SET TASK
Reproduce every line of the listing as written, apart from the pictures.

TASK MATERIAL
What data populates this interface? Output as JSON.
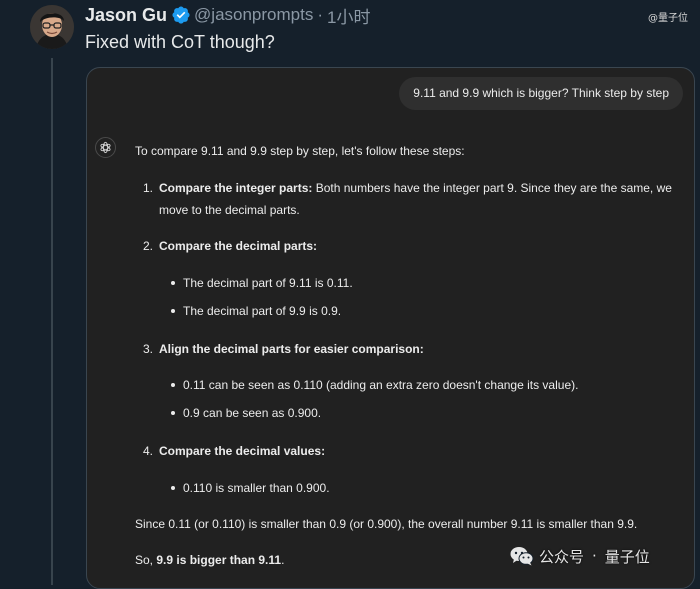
{
  "tweet": {
    "author_name": "Jason Gu",
    "handle": "@jasonprompts",
    "separator": "·",
    "time": "1小时",
    "text": "Fixed with CoT though?"
  },
  "watermark_top": "@量子位",
  "chat": {
    "user_message": "9.11 and 9.9 which is bigger? Think step by step",
    "assistant": {
      "intro": "To compare 9.11 and 9.9 step by step, let's follow these steps:",
      "steps": [
        {
          "number": "1.",
          "title": "Compare the integer parts:",
          "text_line1": "Both numbers have the integer part 9. Since they are the same, we",
          "text_line2": "move to the decimal parts."
        },
        {
          "number": "2.",
          "title": "Compare the decimal parts:",
          "bullets": [
            "The decimal part of 9.11 is 0.11.",
            "The decimal part of 9.9 is 0.9."
          ]
        },
        {
          "number": "3.",
          "title": "Align the decimal parts for easier comparison:",
          "bullets": [
            "0.11 can be seen as 0.110 (adding an extra zero doesn't change its value).",
            "0.9 can be seen as 0.900."
          ]
        },
        {
          "number": "4.",
          "title": "Compare the decimal values:",
          "bullets": [
            "0.110 is smaller than 0.900."
          ]
        }
      ],
      "summary": "Since 0.11 (or 0.110) is smaller than 0.9 (or 0.900), the overall number 9.11 is smaller than 9.9.",
      "conclusion_prefix": "So, ",
      "conclusion_bold": "9.9 is bigger than 9.11",
      "conclusion_suffix": "."
    }
  },
  "watermark_bottom": {
    "account": "公众号",
    "separator": "·",
    "name": "量子位"
  },
  "colors": {
    "background": "#15202b",
    "card": "#212121",
    "bubble": "#2f2f2f",
    "verified": "#1d9bf0",
    "handle": "#8b98a5"
  },
  "icons": [
    "verified-badge-icon",
    "openai-logo-icon",
    "wechat-icon"
  ]
}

EXERCISE SOLUTION
What data populates this interface? Output as JSON.
{
  "tweet": {
    "author_name": "Jason Gu",
    "handle": "@jasonprompts",
    "separator": "·",
    "time": "1小时",
    "text": "Fixed with CoT though?"
  },
  "watermark_top": "@量子位",
  "chat": {
    "user_message": "9.11 and 9.9 which is bigger? Think step by step",
    "assistant": {
      "intro": "To compare 9.11 and 9.9 step by step, let's follow these steps:",
      "steps": [
        {
          "number": "1.",
          "title": "Compare the integer parts:",
          "text_line1": "Both numbers have the integer part 9. Since they are the same, we",
          "text_line2": "move to the decimal parts."
        },
        {
          "number": "2.",
          "title": "Compare the decimal parts:",
          "bullets": [
            "The decimal part of 9.11 is 0.11.",
            "The decimal part of 9.9 is 0.9."
          ]
        },
        {
          "number": "3.",
          "title": "Align the decimal parts for easier comparison:",
          "bullets": [
            "0.11 can be seen as 0.110 (adding an extra zero doesn't change its value).",
            "0.9 can be seen as 0.900."
          ]
        },
        {
          "number": "4.",
          "title": "Compare the decimal values:",
          "bullets": [
            "0.110 is smaller than 0.900."
          ]
        }
      ],
      "summary": "Since 0.11 (or 0.110) is smaller than 0.9 (or 0.900), the overall number 9.11 is smaller than 9.9.",
      "conclusion_prefix": "So, ",
      "conclusion_bold": "9.9 is bigger than 9.11",
      "conclusion_suffix": "."
    }
  },
  "watermark_bottom": {
    "account": "公众号",
    "separator": "·",
    "name": "量子位"
  },
  "colors": {
    "background": "#15202b",
    "card": "#212121",
    "bubble": "#2f2f2f",
    "verified": "#1d9bf0",
    "handle": "#8b98a5"
  },
  "icons": [
    "verified-badge-icon",
    "openai-logo-icon",
    "wechat-icon"
  ]
}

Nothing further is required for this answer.